• _INPUT MATERIAL_
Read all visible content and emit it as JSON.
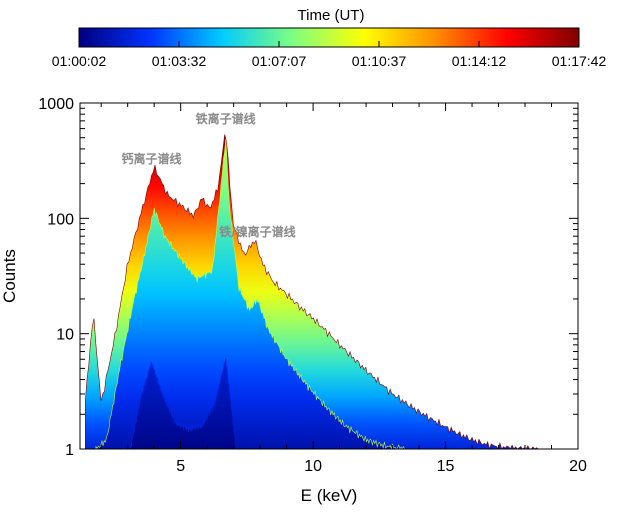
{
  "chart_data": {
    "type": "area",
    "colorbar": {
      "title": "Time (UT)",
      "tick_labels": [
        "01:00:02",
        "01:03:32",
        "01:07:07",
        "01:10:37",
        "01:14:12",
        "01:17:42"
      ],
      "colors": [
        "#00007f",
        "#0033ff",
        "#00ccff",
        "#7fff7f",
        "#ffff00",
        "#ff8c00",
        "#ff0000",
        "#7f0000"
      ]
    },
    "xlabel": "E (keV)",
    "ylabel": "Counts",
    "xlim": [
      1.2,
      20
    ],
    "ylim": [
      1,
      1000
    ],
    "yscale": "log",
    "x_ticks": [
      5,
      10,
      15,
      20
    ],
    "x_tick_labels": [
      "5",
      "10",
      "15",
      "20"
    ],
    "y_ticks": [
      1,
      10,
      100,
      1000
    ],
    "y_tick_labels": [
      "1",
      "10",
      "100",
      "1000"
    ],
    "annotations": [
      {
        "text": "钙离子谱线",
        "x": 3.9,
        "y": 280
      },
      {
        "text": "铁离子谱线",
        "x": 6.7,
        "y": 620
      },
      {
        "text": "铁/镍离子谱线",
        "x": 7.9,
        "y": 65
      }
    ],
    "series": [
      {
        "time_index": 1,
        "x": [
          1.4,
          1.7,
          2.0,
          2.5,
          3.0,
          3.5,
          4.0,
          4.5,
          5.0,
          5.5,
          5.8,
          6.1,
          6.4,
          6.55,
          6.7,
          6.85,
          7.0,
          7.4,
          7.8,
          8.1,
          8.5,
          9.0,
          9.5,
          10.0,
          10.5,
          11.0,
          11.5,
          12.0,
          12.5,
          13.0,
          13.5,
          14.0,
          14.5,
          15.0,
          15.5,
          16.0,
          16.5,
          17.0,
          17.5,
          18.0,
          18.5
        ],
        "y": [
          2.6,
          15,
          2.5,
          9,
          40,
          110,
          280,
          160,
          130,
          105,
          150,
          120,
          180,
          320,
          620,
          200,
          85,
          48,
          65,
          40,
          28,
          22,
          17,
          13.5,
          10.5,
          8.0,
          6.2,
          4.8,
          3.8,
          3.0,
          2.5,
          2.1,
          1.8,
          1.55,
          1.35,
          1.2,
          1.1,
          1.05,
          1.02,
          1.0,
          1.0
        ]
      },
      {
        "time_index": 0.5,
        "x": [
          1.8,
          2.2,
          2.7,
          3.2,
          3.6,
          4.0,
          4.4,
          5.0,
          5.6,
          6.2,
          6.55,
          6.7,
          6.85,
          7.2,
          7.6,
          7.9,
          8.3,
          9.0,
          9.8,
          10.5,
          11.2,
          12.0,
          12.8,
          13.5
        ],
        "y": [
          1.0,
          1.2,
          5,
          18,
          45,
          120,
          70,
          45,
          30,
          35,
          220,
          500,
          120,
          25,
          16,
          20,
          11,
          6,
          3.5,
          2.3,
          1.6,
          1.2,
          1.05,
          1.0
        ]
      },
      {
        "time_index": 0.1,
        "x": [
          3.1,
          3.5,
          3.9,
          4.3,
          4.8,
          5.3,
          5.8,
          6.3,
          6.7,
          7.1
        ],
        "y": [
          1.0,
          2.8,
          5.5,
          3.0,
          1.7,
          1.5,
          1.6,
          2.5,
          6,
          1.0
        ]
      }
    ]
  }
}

• _STATED GOAL_
Pictures in the records above are left out; print everything else exactly as written.

• _WRITTEN REPLY_
Read all visible content and emit it as JSON.
{
  "chart_data": {
    "type": "area",
    "colorbar": {
      "title": "Time (UT)",
      "tick_labels": [
        "01:00:02",
        "01:03:32",
        "01:07:07",
        "01:10:37",
        "01:14:12",
        "01:17:42"
      ],
      "colors": [
        "#00007f",
        "#0033ff",
        "#00ccff",
        "#7fff7f",
        "#ffff00",
        "#ff8c00",
        "#ff0000",
        "#7f0000"
      ]
    },
    "xlabel": "E (keV)",
    "ylabel": "Counts",
    "xlim": [
      1.2,
      20
    ],
    "ylim": [
      1,
      1000
    ],
    "yscale": "log",
    "x_ticks": [
      5,
      10,
      15,
      20
    ],
    "x_tick_labels": [
      "5",
      "10",
      "15",
      "20"
    ],
    "y_ticks": [
      1,
      10,
      100,
      1000
    ],
    "y_tick_labels": [
      "1",
      "10",
      "100",
      "1000"
    ],
    "annotations": [
      {
        "text": "钙离子谱线",
        "x": 3.9,
        "y": 280
      },
      {
        "text": "铁离子谱线",
        "x": 6.7,
        "y": 620
      },
      {
        "text": "铁/镍离子谱线",
        "x": 7.9,
        "y": 65
      }
    ],
    "series": [
      {
        "time_index": 1,
        "x": [
          1.4,
          1.7,
          2.0,
          2.5,
          3.0,
          3.5,
          4.0,
          4.5,
          5.0,
          5.5,
          5.8,
          6.1,
          6.4,
          6.55,
          6.7,
          6.85,
          7.0,
          7.4,
          7.8,
          8.1,
          8.5,
          9.0,
          9.5,
          10.0,
          10.5,
          11.0,
          11.5,
          12.0,
          12.5,
          13.0,
          13.5,
          14.0,
          14.5,
          15.0,
          15.5,
          16.0,
          16.5,
          17.0,
          17.5,
          18.0,
          18.5
        ],
        "y": [
          2.6,
          15,
          2.5,
          9,
          40,
          110,
          280,
          160,
          130,
          105,
          150,
          120,
          180,
          320,
          620,
          200,
          85,
          48,
          65,
          40,
          28,
          22,
          17,
          13.5,
          10.5,
          8.0,
          6.2,
          4.8,
          3.8,
          3.0,
          2.5,
          2.1,
          1.8,
          1.55,
          1.35,
          1.2,
          1.1,
          1.05,
          1.02,
          1.0,
          1.0
        ]
      },
      {
        "time_index": 0.5,
        "x": [
          1.8,
          2.2,
          2.7,
          3.2,
          3.6,
          4.0,
          4.4,
          5.0,
          5.6,
          6.2,
          6.55,
          6.7,
          6.85,
          7.2,
          7.6,
          7.9,
          8.3,
          9.0,
          9.8,
          10.5,
          11.2,
          12.0,
          12.8,
          13.5
        ],
        "y": [
          1.0,
          1.2,
          5,
          18,
          45,
          120,
          70,
          45,
          30,
          35,
          220,
          500,
          120,
          25,
          16,
          20,
          11,
          6,
          3.5,
          2.3,
          1.6,
          1.2,
          1.05,
          1.0
        ]
      },
      {
        "time_index": 0.1,
        "x": [
          3.1,
          3.5,
          3.9,
          4.3,
          4.8,
          5.3,
          5.8,
          6.3,
          6.7,
          7.1
        ],
        "y": [
          1.0,
          2.8,
          5.5,
          3.0,
          1.7,
          1.5,
          1.6,
          2.5,
          6,
          1.0
        ]
      }
    ]
  }
}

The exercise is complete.